▶ _Task description_
List every person named in the extracted text on Hamilton and the alien laws.

The suspension of the naturalization act will also be prudent but I always wished that our naturalization acts had distinguished between the right to hold property & political privileges.”

Two months later, as the bills were being prepared and debated in Congress, he reaffirmed this position to Secretary of State Timothy Pickering. According to Hamilton, “the mass ought to be obliged to leave the Country” save for exceptions carved out for merchants.

Hamilton’s xenophobia intensified as the measures became law later that year. President Adams utilized his discretion to severely limit deportations under the Alien Friends Act, despite Pickering’s sometimes intense lobbying to deploy its powers. Hamilton likely wished for the same end as Pickering, or at least his surviving letters indicate as much.

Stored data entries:
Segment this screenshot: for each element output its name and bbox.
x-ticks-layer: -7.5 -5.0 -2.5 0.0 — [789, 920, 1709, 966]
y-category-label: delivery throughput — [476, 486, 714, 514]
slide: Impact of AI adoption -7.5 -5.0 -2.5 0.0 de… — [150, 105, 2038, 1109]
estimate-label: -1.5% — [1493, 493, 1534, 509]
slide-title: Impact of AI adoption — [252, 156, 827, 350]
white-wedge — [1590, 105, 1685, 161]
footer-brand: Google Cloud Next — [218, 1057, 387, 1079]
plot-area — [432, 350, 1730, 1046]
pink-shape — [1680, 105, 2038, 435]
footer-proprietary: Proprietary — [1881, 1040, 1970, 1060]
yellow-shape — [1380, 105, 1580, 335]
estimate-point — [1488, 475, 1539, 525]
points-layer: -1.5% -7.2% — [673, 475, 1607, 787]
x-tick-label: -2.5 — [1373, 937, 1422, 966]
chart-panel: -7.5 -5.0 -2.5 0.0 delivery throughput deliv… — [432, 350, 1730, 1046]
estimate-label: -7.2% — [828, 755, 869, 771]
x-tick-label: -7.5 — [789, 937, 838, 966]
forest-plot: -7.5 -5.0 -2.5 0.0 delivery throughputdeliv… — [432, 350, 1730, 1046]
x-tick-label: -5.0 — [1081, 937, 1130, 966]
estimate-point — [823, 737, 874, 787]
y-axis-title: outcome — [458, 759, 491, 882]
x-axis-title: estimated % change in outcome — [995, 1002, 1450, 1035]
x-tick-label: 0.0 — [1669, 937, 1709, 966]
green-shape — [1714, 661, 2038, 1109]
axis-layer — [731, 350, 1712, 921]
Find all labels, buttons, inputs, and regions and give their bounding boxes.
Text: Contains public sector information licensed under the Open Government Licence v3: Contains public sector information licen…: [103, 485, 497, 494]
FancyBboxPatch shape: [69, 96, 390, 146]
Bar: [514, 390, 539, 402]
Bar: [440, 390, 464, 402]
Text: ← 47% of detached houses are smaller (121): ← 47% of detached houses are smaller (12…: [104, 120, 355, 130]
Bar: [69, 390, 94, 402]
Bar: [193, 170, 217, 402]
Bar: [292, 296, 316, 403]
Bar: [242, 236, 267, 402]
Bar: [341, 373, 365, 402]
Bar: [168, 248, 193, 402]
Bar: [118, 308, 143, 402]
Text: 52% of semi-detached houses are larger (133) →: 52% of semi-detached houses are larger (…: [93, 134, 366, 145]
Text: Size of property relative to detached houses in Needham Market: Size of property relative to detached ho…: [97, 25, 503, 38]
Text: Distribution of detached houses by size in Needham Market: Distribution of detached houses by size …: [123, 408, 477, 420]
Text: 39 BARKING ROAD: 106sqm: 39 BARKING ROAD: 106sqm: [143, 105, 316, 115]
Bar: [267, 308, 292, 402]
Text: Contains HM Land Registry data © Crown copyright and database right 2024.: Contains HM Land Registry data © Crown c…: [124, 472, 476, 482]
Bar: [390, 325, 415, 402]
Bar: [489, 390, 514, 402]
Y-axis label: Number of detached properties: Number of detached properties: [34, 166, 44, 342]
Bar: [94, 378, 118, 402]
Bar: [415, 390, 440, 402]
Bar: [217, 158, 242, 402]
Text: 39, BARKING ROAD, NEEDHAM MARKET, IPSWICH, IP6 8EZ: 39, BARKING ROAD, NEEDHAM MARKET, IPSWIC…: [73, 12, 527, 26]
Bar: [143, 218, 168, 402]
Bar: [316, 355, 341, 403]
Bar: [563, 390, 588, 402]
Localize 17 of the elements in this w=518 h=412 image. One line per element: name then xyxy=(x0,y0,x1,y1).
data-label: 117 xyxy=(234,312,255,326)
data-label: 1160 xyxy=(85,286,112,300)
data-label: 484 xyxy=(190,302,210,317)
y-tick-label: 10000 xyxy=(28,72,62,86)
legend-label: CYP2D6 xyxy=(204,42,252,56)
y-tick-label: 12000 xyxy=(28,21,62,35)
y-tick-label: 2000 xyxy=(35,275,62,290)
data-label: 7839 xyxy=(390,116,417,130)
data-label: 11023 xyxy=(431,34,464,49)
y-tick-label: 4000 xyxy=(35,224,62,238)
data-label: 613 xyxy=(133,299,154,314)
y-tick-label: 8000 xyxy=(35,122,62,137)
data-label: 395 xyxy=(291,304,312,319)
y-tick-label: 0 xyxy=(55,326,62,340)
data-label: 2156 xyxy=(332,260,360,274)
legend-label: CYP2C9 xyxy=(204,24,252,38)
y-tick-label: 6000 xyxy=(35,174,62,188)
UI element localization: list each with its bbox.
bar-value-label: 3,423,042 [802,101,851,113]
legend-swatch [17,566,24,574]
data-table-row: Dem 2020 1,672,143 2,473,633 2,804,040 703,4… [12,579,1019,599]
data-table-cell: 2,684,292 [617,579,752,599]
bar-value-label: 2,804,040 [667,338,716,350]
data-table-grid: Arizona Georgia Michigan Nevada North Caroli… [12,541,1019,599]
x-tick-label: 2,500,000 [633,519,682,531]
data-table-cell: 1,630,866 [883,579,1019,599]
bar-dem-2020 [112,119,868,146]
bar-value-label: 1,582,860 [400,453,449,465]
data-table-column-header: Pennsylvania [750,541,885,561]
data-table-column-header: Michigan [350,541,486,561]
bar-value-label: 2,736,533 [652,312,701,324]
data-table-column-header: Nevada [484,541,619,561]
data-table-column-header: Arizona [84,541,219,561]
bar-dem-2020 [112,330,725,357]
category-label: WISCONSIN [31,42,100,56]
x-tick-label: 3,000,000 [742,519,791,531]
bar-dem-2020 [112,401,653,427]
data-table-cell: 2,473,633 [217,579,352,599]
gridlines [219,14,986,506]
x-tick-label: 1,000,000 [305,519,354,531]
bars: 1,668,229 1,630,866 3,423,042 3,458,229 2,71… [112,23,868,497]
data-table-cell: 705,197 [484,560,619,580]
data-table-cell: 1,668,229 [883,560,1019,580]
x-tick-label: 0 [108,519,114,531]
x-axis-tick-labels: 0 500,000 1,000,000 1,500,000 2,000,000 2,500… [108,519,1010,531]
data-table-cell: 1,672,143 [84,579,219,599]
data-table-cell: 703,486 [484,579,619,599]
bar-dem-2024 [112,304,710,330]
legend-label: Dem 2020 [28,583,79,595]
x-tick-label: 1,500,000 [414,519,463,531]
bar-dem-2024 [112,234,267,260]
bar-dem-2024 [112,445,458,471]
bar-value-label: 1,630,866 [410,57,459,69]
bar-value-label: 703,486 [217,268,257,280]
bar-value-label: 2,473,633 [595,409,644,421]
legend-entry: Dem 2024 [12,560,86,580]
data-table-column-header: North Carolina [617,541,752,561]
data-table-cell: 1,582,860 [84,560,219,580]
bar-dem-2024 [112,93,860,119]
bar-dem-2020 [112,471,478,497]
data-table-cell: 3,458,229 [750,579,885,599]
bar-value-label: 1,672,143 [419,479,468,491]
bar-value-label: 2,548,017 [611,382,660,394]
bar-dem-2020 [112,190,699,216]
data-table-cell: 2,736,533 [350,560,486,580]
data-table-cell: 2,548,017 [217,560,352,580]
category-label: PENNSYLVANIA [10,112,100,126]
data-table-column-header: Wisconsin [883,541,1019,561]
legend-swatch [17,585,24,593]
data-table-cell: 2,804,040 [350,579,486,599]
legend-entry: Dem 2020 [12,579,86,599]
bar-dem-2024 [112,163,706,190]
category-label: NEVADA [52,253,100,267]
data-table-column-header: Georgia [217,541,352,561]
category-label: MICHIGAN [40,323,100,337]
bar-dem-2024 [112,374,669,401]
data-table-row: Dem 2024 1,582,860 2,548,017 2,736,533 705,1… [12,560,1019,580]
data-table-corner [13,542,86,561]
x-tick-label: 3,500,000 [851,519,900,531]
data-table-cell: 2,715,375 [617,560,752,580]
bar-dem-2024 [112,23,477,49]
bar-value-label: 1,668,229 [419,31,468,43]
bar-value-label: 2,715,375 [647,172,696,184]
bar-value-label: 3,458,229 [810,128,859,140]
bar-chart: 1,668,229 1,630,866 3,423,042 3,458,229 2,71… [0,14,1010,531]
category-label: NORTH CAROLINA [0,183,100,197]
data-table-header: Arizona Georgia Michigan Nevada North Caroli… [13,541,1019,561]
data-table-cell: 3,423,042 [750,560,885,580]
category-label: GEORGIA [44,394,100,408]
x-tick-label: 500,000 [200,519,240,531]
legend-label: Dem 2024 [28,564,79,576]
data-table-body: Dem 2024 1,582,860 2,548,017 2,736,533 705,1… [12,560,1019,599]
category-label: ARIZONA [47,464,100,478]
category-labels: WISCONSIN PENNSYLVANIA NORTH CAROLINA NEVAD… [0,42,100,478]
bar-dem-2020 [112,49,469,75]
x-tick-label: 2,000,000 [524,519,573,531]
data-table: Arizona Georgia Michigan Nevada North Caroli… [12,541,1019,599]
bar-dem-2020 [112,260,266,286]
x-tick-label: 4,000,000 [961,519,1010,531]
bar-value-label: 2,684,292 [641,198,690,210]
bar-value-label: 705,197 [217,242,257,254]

▶ _Task answer_
Hamilton, Timothy Pickering, President Adams